---------- Stored rows

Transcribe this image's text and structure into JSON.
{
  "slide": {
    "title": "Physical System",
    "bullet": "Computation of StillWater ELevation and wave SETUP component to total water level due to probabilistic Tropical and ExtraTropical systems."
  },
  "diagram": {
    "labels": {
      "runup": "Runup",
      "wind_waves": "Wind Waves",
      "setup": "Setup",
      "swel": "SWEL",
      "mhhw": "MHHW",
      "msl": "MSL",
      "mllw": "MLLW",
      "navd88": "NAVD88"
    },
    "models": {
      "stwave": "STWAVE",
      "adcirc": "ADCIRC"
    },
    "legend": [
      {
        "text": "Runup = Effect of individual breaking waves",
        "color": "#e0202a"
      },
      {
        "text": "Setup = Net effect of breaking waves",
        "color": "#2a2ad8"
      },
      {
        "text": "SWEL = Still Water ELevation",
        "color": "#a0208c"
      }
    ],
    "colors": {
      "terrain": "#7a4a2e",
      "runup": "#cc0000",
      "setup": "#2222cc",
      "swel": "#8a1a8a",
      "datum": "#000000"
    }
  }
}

--------------------

## Exercise directions
Take the listing above and set it down exactly.

## Reply to the exercise
Transcribe this image's text and structure into JSON.
{
  "slide": {
    "title": "Physical System",
    "bullet": "Computation of StillWater ELevation and wave SETUP component to total water level due to probabilistic Tropical and ExtraTropical systems."
  },
  "diagram": {
    "labels": {
      "runup": "Runup",
      "wind_waves": "Wind Waves",
      "setup": "Setup",
      "swel": "SWEL",
      "mhhw": "MHHW",
      "msl": "MSL",
      "mllw": "MLLW",
      "navd88": "NAVD88"
    },
    "models": {
      "stwave": "STWAVE",
      "adcirc": "ADCIRC"
    },
    "legend": [
      {
        "text": "Runup = Effect of individual breaking waves",
        "color": "#e0202a"
      },
      {
        "text": "Setup = Net effect of breaking waves",
        "color": "#2a2ad8"
      },
      {
        "text": "SWEL = Still Water ELevation",
        "color": "#a0208c"
      }
    ],
    "colors": {
      "terrain": "#7a4a2e",
      "runup": "#cc0000",
      "setup": "#2222cc",
      "swel": "#8a1a8a",
      "datum": "#000000"
    }
  }
}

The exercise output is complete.